** BEGIN **

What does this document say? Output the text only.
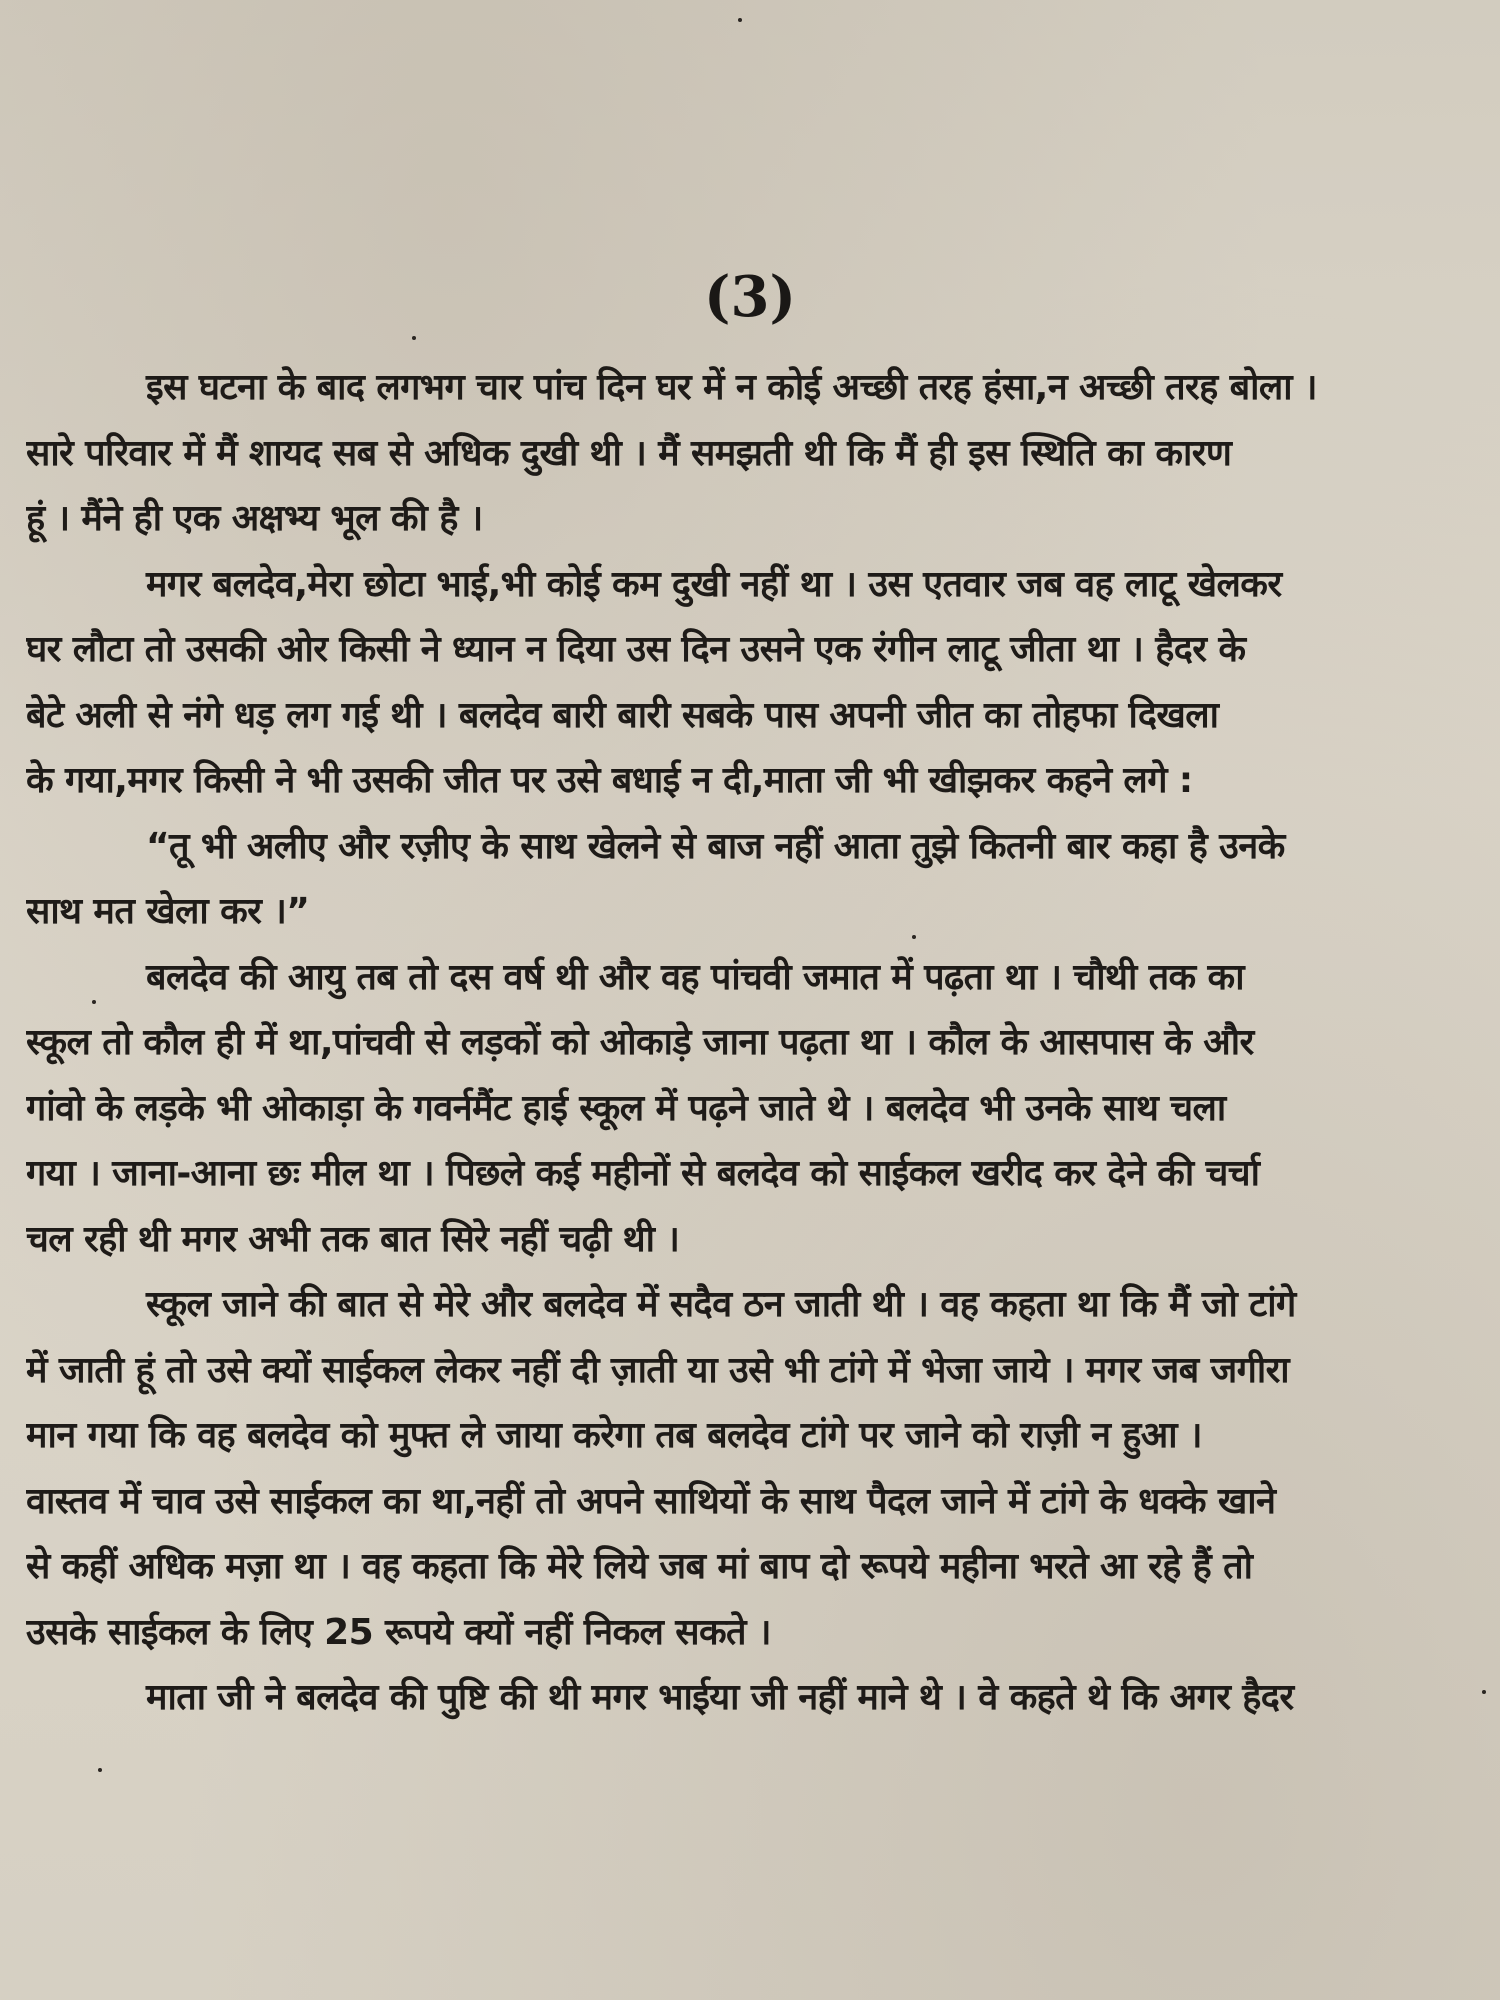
(3)
इस घटना के बाद लगभग चार पांच दिन घर में न कोई अच्छी तरह हंसा,न अच्छी तरह बोला ।
सारे परिवार में मैं शायद सब से अधिक दुखी थी । मैं समझती थी कि मैं ही इस स्थिति का कारण
हूं । मैंने ही एक अक्षभ्य भूल की है ।
मगर बलदेव,मेरा छोटा भाई,भी कोई कम दुखी नहीं था । उस एतवार जब वह लाटू खेलकर
घर लौटा तो उसकी ओर किसी ने ध्यान न दिया उस दिन उसने एक रंगीन लाटू जीता था । हैदर के
बेटे अली से नंगे धड़ लग गई थी । बलदेव बारी बारी सबके पास अपनी जीत का तोहफा दिखला
के गया,मगर किसी ने भी उसकी जीत पर उसे बधाई न दी,माता जी भी खीझकर कहने लगे :
“तू भी अलीए और रज़ीए के साथ खेलने से बाज नहीं आता तुझे कितनी बार कहा है उनके
साथ मत खेला कर ।”
बलदेव की आयु तब तो दस वर्ष थी और वह पांचवी जमात में पढ़ता था । चौथी तक का
स्कूल तो कौल ही में था,पांचवी से लड़कों को ओकाड़े जाना पढ़ता था । कौल के आसपास के और
गांवो के लड़के भी ओकाड़ा के गवर्नमैंट हाई स्कूल में पढ़ने जाते थे । बलदेव भी उनके साथ चला
गया । जाना-आना छः मील था । पिछले कई महीनों से बलदेव को साईकल खरीद कर देने की चर्चा
चल रही थी मगर अभी तक बात सिरे नहीं चढ़ी थी ।
स्कूल जाने की बात से मेरे और बलदेव में सदैव ठन जाती थी । वह कहता था कि मैं जो टांगे
में जाती हूं तो उसे क्यों साईकल लेकर नहीं दी ज़ाती या उसे भी टांगे में भेजा जाये । मगर जब जगीरा
मान गया कि वह बलदेव को मुफ्त ले जाया करेगा तब बलदेव टांगे पर जाने को राज़ी न हुआ ।
वास्तव में चाव उसे साईकल का था,नहीं तो अपने साथियों के साथ पैदल जाने में टांगे के धक्के खाने
से कहीं अधिक मज़ा था । वह कहता कि मेरे लिये जब मां बाप दो रूपये महीना भरते आ रहे हैं तो
उसके साईकल के लिए 25 रूपये क्यों नहीं निकल सकते ।
माता जी ने बलदेव की पुष्टि की थी मगर भाईया जी नहीं माने थे । वे कहते थे कि अगर हैदर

** END **

• [Set exercise]:
Word for word, quote the lines above. Omit the pictures.

• [Written solution]:
What does this document say? Output the text only.
(3)
इस घटना के बाद लगभग चार पांच दिन घर में न कोई अच्छी तरह हंसा,न अच्छी तरह बोला ।
सारे परिवार में मैं शायद सब से अधिक दुखी थी । मैं समझती थी कि मैं ही इस स्थिति का कारण
हूं । मैंने ही एक अक्षभ्य भूल की है ।
मगर बलदेव,मेरा छोटा भाई,भी कोई कम दुखी नहीं था । उस एतवार जब वह लाटू खेलकर
घर लौटा तो उसकी ओर किसी ने ध्यान न दिया उस दिन उसने एक रंगीन लाटू जीता था । हैदर के
बेटे अली से नंगे धड़ लग गई थी । बलदेव बारी बारी सबके पास अपनी जीत का तोहफा दिखला
के गया,मगर किसी ने भी उसकी जीत पर उसे बधाई न दी,माता जी भी खीझकर कहने लगे :
“तू भी अलीए और रज़ीए के साथ खेलने से बाज नहीं आता तुझे कितनी बार कहा है उनके
साथ मत खेला कर ।”
बलदेव की आयु तब तो दस वर्ष थी और वह पांचवी जमात में पढ़ता था । चौथी तक का
स्कूल तो कौल ही में था,पांचवी से लड़कों को ओकाड़े जाना पढ़ता था । कौल के आसपास के और
गांवो के लड़के भी ओकाड़ा के गवर्नमैंट हाई स्कूल में पढ़ने जाते थे । बलदेव भी उनके साथ चला
गया । जाना-आना छः मील था । पिछले कई महीनों से बलदेव को साईकल खरीद कर देने की चर्चा
चल रही थी मगर अभी तक बात सिरे नहीं चढ़ी थी ।
स्कूल जाने की बात से मेरे और बलदेव में सदैव ठन जाती थी । वह कहता था कि मैं जो टांगे
में जाती हूं तो उसे क्यों साईकल लेकर नहीं दी ज़ाती या उसे भी टांगे में भेजा जाये । मगर जब जगीरा
मान गया कि वह बलदेव को मुफ्त ले जाया करेगा तब बलदेव टांगे पर जाने को राज़ी न हुआ ।
वास्तव में चाव उसे साईकल का था,नहीं तो अपने साथियों के साथ पैदल जाने में टांगे के धक्के खाने
से कहीं अधिक मज़ा था । वह कहता कि मेरे लिये जब मां बाप दो रूपये महीना भरते आ रहे हैं तो
उसके साईकल के लिए 25 रूपये क्यों नहीं निकल सकते ।
माता जी ने बलदेव की पुष्टि की थी मगर भाईया जी नहीं माने थे । वे कहते थे कि अगर हैदर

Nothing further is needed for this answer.